### EXERCISE TASK
Each line that follows should be printed again exactly as it stands.

# # #

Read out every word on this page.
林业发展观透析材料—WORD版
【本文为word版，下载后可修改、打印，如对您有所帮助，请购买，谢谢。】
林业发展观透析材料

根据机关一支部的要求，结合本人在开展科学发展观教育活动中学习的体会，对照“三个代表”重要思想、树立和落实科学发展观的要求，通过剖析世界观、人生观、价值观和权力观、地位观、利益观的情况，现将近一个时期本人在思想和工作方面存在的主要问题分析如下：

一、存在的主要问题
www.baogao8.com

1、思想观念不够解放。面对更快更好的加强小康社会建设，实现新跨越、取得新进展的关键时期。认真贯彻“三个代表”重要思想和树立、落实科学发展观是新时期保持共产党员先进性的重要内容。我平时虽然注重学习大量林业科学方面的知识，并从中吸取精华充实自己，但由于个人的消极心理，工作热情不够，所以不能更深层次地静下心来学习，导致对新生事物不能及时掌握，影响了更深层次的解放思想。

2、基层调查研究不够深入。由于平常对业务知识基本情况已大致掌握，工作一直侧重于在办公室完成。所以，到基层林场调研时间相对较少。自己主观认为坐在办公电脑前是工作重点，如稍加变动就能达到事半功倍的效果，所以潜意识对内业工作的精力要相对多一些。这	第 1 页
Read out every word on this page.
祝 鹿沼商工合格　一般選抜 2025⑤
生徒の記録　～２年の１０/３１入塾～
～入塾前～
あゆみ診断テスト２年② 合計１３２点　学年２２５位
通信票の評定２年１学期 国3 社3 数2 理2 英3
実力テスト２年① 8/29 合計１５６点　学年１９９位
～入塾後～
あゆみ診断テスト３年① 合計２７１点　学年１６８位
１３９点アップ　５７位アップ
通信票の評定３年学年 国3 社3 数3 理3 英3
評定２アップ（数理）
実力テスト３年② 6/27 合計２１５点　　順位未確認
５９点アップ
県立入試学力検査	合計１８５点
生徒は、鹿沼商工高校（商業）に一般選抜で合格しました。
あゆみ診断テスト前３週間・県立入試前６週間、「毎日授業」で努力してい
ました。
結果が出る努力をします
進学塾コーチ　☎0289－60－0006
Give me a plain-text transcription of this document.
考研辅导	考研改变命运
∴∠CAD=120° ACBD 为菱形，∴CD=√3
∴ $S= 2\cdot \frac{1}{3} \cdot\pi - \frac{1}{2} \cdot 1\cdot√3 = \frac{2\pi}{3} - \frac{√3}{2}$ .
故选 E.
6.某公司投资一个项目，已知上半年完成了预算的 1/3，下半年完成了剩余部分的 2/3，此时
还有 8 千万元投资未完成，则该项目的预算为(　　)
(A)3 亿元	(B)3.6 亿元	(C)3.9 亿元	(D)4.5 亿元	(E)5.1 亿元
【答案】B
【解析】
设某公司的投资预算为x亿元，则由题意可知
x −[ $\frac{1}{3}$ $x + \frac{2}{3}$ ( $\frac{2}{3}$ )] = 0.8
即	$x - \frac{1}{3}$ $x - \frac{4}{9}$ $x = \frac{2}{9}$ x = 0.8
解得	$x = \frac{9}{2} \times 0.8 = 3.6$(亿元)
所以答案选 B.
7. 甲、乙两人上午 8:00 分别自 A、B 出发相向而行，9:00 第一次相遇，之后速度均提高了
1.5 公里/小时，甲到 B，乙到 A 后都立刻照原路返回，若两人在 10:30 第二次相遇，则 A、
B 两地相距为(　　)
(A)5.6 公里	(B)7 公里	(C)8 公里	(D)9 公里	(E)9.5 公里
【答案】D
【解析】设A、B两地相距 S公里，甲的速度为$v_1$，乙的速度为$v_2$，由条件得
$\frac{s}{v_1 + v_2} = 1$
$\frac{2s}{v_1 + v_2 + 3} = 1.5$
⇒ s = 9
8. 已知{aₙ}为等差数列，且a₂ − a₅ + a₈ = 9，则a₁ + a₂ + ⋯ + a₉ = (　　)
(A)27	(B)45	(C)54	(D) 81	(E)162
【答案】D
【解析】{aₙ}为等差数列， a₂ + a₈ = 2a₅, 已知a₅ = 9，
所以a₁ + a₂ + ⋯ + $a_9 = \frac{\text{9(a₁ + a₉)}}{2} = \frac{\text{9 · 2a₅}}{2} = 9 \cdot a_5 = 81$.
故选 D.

# # #

### THE COMPLETED TASK
Read out every word on this page.
林业发展观透析材料—WORD版
【本文为word版，下载后可修改、打印，如对您有所帮助，请购买，谢谢。】
林业发展观透析材料

根据机关一支部的要求，结合本人在开展科学发展观教育活动中学习的体会，对照“三个代表”重要思想、树立和落实科学发展观的要求，通过剖析世界观、人生观、价值观和权力观、地位观、利益观的情况，现将近一个时期本人在思想和工作方面存在的主要问题分析如下：

一、存在的主要问题
www.baogao8.com

1、思想观念不够解放。面对更快更好的加强小康社会建设，实现新跨越、取得新进展的关键时期。认真贯彻“三个代表”重要思想和树立、落实科学发展观是新时期保持共产党员先进性的重要内容。我平时虽然注重学习大量林业科学方面的知识，并从中吸取精华充实自己，但由于个人的消极心理，工作热情不够，所以不能更深层次地静下心来学习，导致对新生事物不能及时掌握，影响了更深层次的解放思想。

2、基层调查研究不够深入。由于平常对业务知识基本情况已大致掌握，工作一直侧重于在办公室完成。所以，到基层林场调研时间相对较少。自己主观认为坐在办公电脑前是工作重点，如稍加变动就能达到事半功倍的效果，所以潜意识对内业工作的精力要相对多一些。这	第 1 页
Read out every word on this page.
祝 鹿沼商工合格　一般選抜 2025⑤
生徒の記録　～２年の１０/３１入塾～
～入塾前～
あゆみ診断テスト２年② 合計１３２点　学年２２５位
通信票の評定２年１学期 国3 社3 数2 理2 英3
実力テスト２年① 8/29 合計１５６点　学年１９９位
～入塾後～
あゆみ診断テスト３年① 合計２７１点　学年１６８位
１３９点アップ　５７位アップ
通信票の評定３年学年 国3 社3 数3 理3 英3
評定２アップ（数理）
実力テスト３年② 6/27 合計２１５点　　順位未確認
５９点アップ
県立入試学力検査	合計１８５点
生徒は、鹿沼商工高校（商業）に一般選抜で合格しました。
あゆみ診断テスト前３週間・県立入試前６週間、「毎日授業」で努力してい
ました。
結果が出る努力をします
進学塾コーチ　☎0289－60－0006
Give me a plain-text transcription of this document.
考研辅导	考研改变命运
∴∠CAD=120° ACBD 为菱形，∴CD=√3
∴ $S= 2\cdot \frac{1}{3} \cdot\pi - \frac{1}{2} \cdot 1\cdot√3 = \frac{2\pi}{3} - \frac{√3}{2}$ .
故选 E.
6.某公司投资一个项目，已知上半年完成了预算的 1/3，下半年完成了剩余部分的 2/3，此时
还有 8 千万元投资未完成，则该项目的预算为(　　)
(A)3 亿元	(B)3.6 亿元	(C)3.9 亿元	(D)4.5 亿元	(E)5.1 亿元
【答案】B
【解析】
设某公司的投资预算为x亿元，则由题意可知
x −[ $\frac{1}{3}$ $x + \frac{2}{3}$ ( $\frac{2}{3}$ )] = 0.8
即	$x - \frac{1}{3}$ $x - \frac{4}{9}$ $x = \frac{2}{9}$ x = 0.8
解得	$x = \frac{9}{2} \times 0.8 = 3.6$(亿元)
所以答案选 B.
7. 甲、乙两人上午 8:00 分别自 A、B 出发相向而行，9:00 第一次相遇，之后速度均提高了
1.5 公里/小时，甲到 B，乙到 A 后都立刻照原路返回，若两人在 10:30 第二次相遇，则 A、
B 两地相距为(　　)
(A)5.6 公里	(B)7 公里	(C)8 公里	(D)9 公里	(E)9.5 公里
【答案】D
【解析】设A、B两地相距 S公里，甲的速度为$v_1$，乙的速度为$v_2$，由条件得
$\frac{s}{v_1 + v_2} = 1$
$\frac{2s}{v_1 + v_2 + 3} = 1.5$
⇒ s = 9
8. 已知{aₙ}为等差数列，且a₂ − a₅ + a₈ = 9，则a₁ + a₂ + ⋯ + a₉ = (　　)
(A)27	(B)45	(C)54	(D) 81	(E)162
【答案】D
【解析】{aₙ}为等差数列， a₂ + a₈ = 2a₅, 已知a₅ = 9，
所以a₁ + a₂ + ⋯ + $a_9 = \frac{\text{9(a₁ + a₉)}}{2} = \frac{\text{9 · 2a₅}}{2} = 9 \cdot a_5 = 81$.
故选 D.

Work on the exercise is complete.